## Saved data entries
— START —
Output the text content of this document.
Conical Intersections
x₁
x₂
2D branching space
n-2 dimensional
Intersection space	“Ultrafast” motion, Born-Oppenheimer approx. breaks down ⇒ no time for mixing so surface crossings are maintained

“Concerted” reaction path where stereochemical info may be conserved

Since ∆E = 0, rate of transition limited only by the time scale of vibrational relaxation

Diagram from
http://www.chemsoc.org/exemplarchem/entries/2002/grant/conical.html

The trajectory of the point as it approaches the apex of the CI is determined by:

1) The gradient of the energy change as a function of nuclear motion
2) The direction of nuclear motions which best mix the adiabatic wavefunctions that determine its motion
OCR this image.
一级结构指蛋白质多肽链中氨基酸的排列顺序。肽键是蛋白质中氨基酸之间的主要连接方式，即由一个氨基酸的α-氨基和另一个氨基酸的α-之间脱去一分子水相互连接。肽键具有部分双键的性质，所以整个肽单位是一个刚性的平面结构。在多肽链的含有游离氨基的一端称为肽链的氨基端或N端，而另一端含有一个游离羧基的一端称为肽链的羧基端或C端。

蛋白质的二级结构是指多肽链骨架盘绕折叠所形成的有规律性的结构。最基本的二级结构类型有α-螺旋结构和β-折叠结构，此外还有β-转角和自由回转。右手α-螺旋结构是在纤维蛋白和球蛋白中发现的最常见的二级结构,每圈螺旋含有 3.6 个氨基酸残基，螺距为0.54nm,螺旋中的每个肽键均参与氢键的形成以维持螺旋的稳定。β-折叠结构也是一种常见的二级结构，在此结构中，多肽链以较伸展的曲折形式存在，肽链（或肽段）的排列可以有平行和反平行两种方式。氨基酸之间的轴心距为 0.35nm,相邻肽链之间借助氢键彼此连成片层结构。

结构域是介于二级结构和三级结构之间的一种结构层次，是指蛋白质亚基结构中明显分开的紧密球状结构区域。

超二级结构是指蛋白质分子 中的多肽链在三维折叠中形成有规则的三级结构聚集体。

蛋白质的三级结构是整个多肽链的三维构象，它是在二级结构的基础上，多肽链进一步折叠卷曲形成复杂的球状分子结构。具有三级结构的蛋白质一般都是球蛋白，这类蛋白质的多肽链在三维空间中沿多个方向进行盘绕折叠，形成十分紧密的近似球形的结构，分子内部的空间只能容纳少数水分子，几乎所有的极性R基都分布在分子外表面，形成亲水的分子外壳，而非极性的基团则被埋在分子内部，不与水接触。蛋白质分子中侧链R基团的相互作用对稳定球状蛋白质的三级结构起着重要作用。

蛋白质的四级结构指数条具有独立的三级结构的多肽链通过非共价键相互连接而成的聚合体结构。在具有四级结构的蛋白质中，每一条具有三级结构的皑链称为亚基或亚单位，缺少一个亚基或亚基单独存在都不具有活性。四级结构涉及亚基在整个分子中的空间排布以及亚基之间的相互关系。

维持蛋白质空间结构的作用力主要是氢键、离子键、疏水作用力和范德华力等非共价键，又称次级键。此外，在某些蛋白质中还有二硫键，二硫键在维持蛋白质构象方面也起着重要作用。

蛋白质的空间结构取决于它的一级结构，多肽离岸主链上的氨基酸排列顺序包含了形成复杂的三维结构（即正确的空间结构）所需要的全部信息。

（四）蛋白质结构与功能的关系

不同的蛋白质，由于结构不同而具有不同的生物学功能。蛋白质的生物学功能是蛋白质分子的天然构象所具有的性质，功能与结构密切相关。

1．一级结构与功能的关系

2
— END —
## TASK
Using the listing, copy every line where the word "this" shows up.

## SOLUTION TO THE EXERCISE
Output the text content of this document.
OCR this image.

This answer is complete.